What to produce: Take the line that contains "Extract the structured" as the first line and the final line of the records as the last; return exactly those lines and the lines between.

......

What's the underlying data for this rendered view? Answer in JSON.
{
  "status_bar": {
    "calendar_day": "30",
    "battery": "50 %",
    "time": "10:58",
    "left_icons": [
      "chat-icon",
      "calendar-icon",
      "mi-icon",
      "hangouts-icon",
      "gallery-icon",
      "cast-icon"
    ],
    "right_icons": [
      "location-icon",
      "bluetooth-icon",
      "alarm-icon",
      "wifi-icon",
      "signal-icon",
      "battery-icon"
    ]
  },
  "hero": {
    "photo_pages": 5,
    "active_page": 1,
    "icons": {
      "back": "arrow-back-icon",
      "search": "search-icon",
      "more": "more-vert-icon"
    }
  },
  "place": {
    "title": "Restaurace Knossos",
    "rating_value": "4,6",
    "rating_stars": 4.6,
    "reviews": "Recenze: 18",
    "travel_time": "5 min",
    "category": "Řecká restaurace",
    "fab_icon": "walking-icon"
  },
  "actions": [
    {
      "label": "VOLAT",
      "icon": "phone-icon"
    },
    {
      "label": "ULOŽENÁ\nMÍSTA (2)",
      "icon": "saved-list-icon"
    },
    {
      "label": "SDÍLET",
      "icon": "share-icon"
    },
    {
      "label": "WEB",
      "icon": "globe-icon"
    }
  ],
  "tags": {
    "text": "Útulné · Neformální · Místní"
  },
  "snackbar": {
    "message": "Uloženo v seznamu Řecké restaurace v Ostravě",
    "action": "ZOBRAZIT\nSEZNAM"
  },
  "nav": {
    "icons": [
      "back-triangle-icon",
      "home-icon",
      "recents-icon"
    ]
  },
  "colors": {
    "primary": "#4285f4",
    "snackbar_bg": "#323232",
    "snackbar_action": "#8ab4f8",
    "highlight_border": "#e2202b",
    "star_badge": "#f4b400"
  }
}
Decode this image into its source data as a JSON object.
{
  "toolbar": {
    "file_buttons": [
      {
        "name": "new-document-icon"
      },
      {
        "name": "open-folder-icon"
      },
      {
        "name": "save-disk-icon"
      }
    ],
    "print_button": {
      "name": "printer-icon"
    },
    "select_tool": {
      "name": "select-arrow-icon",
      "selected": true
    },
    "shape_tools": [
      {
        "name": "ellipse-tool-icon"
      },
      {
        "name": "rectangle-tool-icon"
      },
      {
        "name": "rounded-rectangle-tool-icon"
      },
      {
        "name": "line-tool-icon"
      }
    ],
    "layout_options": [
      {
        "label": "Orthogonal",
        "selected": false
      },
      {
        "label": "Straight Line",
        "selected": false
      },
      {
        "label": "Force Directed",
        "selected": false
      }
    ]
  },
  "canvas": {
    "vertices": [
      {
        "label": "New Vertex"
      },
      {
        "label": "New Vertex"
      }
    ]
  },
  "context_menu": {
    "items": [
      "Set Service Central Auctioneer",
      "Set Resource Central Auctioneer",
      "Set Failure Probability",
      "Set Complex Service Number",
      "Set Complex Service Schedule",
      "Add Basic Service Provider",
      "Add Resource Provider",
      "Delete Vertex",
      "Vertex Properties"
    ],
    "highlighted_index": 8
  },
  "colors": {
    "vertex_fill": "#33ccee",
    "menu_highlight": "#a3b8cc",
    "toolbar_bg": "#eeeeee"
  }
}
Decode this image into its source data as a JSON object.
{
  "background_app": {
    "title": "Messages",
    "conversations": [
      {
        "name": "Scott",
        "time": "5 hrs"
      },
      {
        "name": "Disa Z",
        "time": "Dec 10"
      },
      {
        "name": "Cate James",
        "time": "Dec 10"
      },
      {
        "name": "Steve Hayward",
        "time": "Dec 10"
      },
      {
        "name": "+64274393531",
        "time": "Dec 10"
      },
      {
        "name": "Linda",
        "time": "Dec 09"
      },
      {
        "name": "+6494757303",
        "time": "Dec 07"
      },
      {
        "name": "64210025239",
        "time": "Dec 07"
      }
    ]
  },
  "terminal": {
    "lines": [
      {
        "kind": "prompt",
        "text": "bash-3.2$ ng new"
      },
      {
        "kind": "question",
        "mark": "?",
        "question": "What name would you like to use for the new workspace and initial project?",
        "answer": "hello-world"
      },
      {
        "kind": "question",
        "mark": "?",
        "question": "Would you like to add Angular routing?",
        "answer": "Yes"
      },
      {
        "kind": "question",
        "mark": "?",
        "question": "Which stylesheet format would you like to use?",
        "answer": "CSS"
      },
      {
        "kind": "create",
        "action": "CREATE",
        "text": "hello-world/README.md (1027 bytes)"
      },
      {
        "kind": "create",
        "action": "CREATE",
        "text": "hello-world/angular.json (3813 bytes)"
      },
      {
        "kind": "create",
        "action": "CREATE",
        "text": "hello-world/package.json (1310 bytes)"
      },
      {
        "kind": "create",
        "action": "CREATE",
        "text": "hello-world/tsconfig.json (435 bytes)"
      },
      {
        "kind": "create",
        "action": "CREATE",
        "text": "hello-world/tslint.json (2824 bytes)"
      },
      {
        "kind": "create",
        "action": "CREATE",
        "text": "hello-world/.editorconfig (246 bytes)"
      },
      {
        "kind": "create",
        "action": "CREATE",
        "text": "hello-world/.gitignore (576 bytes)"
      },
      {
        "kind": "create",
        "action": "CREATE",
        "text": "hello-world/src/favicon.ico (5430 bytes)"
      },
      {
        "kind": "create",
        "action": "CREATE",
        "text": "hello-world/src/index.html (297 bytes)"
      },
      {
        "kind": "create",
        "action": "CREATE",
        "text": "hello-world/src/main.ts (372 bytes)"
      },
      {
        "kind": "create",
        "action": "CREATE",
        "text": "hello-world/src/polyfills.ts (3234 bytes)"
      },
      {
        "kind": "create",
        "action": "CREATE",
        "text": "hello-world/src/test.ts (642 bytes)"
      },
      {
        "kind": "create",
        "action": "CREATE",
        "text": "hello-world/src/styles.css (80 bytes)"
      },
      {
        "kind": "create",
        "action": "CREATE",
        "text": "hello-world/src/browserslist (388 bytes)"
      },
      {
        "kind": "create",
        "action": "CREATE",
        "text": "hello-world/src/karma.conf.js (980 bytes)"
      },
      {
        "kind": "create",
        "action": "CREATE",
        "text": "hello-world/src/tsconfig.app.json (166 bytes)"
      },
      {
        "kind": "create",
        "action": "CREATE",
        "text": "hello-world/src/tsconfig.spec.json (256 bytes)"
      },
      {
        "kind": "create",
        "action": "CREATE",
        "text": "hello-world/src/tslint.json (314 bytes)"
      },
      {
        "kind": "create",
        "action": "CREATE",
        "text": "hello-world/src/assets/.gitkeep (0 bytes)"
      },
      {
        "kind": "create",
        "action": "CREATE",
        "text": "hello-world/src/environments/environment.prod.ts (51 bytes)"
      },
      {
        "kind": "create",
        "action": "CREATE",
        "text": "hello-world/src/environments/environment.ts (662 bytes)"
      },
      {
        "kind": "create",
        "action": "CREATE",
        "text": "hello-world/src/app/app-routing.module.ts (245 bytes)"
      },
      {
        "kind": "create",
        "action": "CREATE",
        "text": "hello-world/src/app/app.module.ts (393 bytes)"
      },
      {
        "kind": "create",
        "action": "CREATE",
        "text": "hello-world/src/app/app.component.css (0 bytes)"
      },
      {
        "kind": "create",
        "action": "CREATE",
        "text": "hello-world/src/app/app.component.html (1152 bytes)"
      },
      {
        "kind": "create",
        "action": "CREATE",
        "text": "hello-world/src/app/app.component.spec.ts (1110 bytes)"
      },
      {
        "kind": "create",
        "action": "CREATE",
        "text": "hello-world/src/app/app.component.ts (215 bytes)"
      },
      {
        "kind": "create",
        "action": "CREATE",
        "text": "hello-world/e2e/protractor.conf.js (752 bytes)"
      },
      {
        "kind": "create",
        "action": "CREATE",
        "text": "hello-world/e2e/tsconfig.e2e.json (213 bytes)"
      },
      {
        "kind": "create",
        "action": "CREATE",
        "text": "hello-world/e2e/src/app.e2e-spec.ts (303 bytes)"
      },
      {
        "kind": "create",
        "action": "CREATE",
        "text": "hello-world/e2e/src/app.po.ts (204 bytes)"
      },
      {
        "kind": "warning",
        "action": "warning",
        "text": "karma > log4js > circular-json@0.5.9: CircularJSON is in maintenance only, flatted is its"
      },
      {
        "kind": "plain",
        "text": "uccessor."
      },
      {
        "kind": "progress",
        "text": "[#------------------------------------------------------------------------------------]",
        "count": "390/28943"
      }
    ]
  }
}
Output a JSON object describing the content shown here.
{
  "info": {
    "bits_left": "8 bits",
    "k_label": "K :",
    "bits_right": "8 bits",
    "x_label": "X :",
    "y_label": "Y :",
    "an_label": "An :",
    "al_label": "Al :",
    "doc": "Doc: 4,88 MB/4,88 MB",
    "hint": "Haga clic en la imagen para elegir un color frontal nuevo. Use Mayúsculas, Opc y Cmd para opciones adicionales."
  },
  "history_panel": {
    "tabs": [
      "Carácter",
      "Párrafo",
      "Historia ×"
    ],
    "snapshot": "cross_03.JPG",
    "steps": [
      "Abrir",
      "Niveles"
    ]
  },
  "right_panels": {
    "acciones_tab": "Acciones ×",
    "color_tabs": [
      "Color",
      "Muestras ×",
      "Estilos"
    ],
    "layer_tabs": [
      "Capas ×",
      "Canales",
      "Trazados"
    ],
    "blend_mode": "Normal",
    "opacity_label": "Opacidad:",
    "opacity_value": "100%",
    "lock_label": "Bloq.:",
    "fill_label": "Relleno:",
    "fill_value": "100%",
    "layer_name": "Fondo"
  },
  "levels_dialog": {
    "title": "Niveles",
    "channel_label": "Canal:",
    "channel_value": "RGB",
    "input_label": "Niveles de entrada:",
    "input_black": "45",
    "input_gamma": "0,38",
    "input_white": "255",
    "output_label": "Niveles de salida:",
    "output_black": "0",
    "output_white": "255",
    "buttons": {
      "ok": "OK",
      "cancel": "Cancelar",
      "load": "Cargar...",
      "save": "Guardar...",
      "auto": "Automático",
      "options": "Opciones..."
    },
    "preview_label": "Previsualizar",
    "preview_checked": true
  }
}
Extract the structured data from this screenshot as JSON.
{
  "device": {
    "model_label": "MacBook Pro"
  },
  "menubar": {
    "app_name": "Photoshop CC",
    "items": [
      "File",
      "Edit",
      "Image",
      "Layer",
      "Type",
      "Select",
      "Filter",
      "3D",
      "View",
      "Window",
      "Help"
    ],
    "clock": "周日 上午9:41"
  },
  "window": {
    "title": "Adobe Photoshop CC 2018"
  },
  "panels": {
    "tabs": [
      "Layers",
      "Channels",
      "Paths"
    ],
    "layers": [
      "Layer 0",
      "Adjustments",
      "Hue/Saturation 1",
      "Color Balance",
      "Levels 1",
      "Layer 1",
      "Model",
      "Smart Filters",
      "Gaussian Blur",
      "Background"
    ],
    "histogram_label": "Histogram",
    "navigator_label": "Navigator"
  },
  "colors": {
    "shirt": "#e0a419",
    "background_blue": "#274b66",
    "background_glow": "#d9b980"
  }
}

......

Written answer:
Extract the structured data from this screenshot as JSON.
{
  "device": {
    "model_label": "MacBook Pro"
  },
  "menubar": {
    "app_name": "Photoshop CC",
    "items": [
      "File",
      "Edit",
      "Image",
      "Layer",
      "Type",
      "Select",
      "Filter",
      "3D",
      "View",
      "Window",
      "Help"
    ],
    "clock": "周日 上午9:41"
  },
  "window": {
    "title": "Adobe Photoshop CC 2018"
  },
  "panels": {
    "tabs": [
      "Layers",
      "Channels",
      "Paths"
    ],
    "layers": [
      "Layer 0",
      "Adjustments",
      "Hue/Saturation 1",
      "Color Balance",
      "Levels 1",
      "Layer 1",
      "Model",
      "Smart Filters",
      "Gaussian Blur",
      "Background"
    ],
    "histogram_label": "Histogram",
    "navigator_label": "Navigator"
  },
  "colors": {
    "shirt": "#e0a419",
    "background_blue": "#274b66",
    "background_glow": "#d9b980"
  }
}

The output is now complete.